#### Stated task
Select the lines that contain "据此完成" and copy each of them.

#### Provided records

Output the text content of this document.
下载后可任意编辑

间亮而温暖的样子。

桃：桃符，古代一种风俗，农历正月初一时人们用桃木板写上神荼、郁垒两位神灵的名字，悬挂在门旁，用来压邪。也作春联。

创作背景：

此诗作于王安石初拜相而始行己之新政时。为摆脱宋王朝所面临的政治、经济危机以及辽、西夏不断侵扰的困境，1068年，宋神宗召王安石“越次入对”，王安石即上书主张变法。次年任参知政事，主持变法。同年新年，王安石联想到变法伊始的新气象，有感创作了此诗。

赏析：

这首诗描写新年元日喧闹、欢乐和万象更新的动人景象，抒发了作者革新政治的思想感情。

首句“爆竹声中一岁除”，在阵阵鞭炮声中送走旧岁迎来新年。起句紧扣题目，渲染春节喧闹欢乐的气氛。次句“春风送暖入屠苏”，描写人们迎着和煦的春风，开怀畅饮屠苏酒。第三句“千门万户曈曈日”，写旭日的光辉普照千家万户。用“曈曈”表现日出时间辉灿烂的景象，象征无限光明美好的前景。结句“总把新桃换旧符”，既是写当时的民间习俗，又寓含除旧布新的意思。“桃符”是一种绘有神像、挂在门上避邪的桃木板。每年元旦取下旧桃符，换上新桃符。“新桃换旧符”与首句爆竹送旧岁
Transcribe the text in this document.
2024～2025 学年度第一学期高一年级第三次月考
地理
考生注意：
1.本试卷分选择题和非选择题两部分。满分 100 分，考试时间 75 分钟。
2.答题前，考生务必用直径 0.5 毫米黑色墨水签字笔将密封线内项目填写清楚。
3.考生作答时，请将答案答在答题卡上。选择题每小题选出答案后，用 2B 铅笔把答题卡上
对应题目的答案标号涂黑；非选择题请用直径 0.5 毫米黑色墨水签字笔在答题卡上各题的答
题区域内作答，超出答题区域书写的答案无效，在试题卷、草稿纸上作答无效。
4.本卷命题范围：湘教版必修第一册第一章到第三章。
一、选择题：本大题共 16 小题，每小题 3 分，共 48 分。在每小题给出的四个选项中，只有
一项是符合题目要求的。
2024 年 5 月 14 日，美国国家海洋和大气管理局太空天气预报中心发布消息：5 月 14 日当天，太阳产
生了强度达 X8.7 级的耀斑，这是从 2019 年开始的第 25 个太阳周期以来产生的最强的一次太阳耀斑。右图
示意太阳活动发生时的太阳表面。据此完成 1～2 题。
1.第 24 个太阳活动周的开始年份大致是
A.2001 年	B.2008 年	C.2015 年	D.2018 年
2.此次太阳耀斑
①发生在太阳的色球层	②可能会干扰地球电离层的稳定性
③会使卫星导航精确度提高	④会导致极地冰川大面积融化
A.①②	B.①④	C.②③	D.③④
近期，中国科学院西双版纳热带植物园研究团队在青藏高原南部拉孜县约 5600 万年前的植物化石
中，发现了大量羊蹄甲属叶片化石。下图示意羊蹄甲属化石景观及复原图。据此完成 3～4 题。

#### Result of this exercise
示意太阳活动发生时的太阳表面。据此完成 1～2 题。
中，发现了大量羊蹄甲属叶片化石。下图示意羊蹄甲属化石景观及复原图。据此完成 3～4 题。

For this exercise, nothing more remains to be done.